◆ PROBLEM:
Pick out the lines below with "this" and list them.

◆ LISTED ENTRIES:

********

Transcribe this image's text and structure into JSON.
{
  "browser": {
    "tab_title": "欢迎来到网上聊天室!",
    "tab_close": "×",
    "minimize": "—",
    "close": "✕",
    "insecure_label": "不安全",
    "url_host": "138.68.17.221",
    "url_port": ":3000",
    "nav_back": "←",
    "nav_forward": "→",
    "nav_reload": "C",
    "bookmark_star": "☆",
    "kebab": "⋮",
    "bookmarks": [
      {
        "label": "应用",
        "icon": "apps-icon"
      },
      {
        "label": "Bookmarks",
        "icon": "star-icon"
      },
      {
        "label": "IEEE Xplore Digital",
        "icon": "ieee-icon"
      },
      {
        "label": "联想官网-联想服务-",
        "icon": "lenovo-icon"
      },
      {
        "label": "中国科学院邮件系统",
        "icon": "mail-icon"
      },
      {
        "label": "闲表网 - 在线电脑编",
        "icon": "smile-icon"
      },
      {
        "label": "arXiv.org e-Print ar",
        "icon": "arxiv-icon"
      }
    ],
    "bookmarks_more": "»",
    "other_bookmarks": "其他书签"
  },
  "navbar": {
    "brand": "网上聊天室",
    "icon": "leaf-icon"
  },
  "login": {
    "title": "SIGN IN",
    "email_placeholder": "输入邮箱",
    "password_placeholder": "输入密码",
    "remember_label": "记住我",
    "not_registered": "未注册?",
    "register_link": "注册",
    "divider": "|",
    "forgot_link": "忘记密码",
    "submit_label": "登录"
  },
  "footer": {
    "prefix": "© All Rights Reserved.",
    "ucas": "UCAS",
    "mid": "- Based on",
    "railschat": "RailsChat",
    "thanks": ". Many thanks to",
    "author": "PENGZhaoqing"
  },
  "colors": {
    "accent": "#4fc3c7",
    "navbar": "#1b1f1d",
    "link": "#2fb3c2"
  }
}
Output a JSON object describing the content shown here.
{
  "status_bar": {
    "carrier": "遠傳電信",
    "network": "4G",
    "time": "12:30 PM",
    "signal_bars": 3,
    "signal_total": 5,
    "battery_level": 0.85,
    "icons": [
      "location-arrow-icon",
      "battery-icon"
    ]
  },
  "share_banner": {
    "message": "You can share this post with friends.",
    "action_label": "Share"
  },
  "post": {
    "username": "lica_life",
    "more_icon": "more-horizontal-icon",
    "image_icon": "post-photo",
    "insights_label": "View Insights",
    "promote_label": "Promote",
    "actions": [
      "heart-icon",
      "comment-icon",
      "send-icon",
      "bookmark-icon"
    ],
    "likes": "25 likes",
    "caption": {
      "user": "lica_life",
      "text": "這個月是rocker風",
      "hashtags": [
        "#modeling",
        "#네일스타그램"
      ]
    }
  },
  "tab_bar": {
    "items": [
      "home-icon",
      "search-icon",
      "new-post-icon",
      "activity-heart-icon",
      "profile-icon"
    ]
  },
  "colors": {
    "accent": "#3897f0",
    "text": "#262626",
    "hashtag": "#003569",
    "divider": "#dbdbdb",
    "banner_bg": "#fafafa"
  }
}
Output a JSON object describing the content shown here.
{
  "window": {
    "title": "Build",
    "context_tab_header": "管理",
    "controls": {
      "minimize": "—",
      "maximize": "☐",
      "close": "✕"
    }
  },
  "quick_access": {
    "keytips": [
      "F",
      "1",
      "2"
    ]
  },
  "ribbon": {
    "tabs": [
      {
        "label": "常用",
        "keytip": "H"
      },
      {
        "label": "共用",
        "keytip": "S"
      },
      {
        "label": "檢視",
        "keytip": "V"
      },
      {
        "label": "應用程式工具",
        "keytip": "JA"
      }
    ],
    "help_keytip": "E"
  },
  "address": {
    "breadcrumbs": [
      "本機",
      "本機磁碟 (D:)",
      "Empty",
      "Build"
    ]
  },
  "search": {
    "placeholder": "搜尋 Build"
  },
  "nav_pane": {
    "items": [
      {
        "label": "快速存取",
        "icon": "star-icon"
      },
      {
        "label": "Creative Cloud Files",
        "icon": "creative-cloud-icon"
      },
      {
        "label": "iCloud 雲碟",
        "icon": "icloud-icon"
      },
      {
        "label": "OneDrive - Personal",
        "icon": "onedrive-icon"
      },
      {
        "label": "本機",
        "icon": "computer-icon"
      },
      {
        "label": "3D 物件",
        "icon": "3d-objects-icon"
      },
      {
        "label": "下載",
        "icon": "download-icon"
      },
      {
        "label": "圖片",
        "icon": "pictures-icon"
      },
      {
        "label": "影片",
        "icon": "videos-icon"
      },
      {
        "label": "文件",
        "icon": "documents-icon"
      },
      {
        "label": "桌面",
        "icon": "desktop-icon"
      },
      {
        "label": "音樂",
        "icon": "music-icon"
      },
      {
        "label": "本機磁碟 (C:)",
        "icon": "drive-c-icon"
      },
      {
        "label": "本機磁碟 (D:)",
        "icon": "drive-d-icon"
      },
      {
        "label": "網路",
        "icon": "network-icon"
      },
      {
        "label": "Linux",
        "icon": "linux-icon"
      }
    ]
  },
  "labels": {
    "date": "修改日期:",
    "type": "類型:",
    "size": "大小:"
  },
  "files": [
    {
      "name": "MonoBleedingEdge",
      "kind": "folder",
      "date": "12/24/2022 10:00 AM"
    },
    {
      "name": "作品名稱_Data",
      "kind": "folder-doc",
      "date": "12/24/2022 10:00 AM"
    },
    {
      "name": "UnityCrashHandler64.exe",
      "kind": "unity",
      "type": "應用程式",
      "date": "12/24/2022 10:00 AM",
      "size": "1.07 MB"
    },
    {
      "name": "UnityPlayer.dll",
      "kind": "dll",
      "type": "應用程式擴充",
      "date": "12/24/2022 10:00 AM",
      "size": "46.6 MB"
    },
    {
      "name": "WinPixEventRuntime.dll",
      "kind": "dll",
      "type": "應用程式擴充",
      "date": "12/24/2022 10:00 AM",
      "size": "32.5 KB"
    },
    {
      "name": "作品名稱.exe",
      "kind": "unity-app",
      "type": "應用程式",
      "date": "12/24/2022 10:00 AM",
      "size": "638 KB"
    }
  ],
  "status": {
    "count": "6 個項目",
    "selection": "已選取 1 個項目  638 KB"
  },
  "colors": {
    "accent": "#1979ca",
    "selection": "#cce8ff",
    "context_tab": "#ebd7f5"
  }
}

********

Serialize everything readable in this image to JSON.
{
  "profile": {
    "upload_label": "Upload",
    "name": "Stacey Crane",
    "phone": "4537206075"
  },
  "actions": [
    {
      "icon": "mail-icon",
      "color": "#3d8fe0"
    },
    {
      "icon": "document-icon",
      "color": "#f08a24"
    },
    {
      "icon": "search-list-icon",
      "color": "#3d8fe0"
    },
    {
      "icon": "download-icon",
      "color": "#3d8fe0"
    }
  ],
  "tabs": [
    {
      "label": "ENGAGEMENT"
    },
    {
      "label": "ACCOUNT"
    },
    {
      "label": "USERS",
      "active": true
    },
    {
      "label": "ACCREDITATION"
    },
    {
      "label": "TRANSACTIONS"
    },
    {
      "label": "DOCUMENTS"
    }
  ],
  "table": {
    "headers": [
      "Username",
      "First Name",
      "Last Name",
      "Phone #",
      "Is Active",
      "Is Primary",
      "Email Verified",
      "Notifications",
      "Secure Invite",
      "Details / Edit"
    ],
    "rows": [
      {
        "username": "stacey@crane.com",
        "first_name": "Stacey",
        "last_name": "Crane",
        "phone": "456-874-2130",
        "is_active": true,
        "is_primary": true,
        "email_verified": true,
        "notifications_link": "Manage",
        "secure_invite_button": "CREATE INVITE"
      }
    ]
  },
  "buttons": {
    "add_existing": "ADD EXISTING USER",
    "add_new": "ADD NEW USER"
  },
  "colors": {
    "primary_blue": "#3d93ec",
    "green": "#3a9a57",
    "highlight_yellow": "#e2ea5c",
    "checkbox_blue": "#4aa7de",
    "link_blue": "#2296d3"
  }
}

********

◆ WRITTEN REPLY:
Transcribe this image's text and structure into JSON.
    "message": "You can share this post with friends.",
Serialize everything readable in this image to JSON.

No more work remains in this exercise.